▶ **Task description**
Look through the material below. Copy each line that contains the string "Natron".

▶ **Records**
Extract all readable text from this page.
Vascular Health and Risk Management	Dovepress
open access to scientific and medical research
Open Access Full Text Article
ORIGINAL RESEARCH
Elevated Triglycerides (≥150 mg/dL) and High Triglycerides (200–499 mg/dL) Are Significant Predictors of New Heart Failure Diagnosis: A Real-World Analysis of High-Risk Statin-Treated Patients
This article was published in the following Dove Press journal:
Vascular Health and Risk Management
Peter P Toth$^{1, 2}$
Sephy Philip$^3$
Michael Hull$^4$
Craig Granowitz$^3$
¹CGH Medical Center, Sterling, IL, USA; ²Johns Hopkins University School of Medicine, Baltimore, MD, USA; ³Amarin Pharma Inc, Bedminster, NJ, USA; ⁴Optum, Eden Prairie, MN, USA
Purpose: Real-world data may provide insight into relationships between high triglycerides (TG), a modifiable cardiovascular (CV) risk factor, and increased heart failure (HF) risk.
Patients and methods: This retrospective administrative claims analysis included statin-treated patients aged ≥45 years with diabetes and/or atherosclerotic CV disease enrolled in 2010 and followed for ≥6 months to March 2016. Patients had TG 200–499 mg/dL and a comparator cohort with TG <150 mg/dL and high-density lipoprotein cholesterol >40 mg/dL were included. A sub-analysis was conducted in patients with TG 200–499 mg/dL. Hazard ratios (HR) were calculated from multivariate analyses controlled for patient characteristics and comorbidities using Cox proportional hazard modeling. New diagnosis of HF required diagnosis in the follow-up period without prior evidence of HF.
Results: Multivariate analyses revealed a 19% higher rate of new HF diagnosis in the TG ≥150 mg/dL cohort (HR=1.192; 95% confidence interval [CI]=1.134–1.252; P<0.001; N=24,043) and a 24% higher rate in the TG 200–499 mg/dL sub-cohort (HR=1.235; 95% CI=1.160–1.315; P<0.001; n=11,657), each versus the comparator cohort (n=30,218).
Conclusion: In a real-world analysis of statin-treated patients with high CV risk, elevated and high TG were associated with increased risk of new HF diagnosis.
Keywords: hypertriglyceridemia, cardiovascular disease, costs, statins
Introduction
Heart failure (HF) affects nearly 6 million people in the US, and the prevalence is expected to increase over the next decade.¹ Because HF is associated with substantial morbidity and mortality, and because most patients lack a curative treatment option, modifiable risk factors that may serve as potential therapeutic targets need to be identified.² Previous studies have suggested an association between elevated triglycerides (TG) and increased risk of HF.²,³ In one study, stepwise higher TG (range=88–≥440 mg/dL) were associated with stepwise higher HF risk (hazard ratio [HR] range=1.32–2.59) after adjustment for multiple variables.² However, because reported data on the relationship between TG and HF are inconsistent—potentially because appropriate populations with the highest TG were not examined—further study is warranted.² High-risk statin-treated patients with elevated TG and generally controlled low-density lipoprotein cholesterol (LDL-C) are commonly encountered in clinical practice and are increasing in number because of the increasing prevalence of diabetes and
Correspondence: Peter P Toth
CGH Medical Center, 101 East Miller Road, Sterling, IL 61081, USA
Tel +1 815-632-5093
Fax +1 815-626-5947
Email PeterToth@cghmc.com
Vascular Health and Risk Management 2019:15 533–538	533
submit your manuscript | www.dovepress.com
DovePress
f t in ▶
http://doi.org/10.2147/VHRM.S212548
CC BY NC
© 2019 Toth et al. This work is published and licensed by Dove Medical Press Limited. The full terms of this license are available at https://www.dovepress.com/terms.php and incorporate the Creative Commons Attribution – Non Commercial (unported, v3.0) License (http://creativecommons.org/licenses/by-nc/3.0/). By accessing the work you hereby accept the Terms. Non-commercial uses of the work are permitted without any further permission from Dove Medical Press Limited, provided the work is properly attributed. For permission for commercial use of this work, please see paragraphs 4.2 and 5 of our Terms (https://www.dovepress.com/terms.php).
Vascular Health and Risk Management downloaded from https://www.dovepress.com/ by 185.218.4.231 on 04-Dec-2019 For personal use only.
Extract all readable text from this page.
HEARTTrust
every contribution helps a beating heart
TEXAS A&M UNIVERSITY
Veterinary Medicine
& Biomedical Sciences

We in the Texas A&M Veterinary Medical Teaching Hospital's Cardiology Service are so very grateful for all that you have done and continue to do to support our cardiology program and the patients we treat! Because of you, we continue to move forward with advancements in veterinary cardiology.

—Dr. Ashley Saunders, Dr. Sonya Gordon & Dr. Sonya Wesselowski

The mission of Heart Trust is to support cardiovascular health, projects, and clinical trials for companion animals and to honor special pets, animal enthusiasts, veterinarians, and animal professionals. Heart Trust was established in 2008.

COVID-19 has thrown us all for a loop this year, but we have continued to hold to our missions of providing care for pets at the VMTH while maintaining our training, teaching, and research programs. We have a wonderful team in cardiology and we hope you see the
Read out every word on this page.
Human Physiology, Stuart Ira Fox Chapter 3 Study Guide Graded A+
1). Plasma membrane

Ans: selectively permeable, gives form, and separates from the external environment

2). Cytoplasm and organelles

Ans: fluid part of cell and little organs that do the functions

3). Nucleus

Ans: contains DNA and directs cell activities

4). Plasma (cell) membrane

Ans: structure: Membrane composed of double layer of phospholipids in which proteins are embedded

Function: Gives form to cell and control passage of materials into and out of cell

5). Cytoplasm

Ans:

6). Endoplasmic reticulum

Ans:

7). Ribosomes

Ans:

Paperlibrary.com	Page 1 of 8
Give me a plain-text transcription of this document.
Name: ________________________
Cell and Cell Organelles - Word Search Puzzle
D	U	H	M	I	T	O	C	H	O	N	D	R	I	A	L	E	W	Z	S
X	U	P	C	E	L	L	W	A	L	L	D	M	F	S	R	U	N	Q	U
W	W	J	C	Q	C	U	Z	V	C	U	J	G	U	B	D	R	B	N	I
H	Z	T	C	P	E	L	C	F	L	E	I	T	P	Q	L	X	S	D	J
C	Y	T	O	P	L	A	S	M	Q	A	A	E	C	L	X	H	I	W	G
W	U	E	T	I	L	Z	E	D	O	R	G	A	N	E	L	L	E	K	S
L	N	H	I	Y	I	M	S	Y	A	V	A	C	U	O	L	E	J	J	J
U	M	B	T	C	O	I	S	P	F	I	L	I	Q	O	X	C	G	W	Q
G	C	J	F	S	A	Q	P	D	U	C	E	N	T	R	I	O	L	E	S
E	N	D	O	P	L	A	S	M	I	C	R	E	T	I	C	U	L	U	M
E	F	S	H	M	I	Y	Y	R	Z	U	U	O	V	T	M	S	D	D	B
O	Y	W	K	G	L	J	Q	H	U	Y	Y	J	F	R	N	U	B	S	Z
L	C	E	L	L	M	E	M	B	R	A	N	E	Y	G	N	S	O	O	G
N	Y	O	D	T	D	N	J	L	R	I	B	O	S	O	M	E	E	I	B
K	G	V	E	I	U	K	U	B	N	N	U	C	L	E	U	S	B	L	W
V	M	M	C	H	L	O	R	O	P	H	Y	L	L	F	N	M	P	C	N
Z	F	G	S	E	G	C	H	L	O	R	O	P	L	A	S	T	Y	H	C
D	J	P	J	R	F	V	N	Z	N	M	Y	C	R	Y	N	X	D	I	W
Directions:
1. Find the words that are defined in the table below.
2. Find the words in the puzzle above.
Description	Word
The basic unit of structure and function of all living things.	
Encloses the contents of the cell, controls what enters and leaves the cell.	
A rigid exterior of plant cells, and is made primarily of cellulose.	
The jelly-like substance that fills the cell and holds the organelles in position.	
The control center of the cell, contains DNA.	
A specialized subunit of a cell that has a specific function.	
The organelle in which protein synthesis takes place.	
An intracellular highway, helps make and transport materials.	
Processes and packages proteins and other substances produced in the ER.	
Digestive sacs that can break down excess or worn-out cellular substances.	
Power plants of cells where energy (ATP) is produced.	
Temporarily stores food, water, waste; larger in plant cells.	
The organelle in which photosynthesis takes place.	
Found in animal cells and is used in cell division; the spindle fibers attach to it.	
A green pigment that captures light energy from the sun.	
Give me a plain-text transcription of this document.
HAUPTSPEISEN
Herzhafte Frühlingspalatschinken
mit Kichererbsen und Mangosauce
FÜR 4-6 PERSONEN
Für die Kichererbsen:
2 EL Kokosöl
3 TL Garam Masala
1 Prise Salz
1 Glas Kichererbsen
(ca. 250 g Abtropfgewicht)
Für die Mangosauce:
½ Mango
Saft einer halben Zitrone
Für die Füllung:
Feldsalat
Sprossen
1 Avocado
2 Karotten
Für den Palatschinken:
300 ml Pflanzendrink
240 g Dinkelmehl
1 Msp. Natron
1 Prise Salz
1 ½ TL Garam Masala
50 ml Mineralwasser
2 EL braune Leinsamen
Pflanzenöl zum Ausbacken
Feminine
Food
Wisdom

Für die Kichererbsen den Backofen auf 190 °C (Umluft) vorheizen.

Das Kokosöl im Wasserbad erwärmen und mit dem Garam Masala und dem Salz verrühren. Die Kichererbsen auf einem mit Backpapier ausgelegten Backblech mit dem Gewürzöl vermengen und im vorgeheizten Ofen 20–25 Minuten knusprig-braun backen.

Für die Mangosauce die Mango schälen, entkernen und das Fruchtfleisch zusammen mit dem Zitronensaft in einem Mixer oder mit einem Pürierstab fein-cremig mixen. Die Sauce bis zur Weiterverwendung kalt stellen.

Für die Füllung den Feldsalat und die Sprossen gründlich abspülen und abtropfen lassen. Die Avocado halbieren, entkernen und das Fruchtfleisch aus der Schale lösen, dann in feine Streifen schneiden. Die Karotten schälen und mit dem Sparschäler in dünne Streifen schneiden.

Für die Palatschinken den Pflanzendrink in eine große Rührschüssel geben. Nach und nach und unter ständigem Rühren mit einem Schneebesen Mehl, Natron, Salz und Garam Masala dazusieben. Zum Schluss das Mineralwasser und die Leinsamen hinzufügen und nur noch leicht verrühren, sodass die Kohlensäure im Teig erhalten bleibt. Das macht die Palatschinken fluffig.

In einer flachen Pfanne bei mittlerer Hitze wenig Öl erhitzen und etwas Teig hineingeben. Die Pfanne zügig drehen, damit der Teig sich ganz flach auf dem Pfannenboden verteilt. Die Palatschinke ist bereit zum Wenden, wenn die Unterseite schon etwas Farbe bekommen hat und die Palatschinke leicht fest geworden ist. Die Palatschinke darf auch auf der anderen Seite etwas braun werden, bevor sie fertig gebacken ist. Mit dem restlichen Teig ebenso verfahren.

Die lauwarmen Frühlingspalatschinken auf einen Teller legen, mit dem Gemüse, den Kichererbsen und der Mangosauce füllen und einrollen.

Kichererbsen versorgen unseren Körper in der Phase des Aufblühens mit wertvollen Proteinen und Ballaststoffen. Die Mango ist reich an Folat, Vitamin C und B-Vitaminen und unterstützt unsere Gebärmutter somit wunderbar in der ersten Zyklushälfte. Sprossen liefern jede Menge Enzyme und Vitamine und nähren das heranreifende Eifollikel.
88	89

▶ **Completed exercise**
1 Msp. Natron
Für die Palatschinken den Pflanzendrink in eine große Rührschüssel geben. Nach und nach und unter ständigem Rühren mit einem Schneebesen Mehl, Natron, Salz und Garam Masala dazusieben. Zum Schluss das Mineralwasser und die Leinsamen hinzufügen und nur noch leicht verrühren, sodass die Kohlensäure im Teig erhalten bleibt. Das macht die Palatschinken fluffig.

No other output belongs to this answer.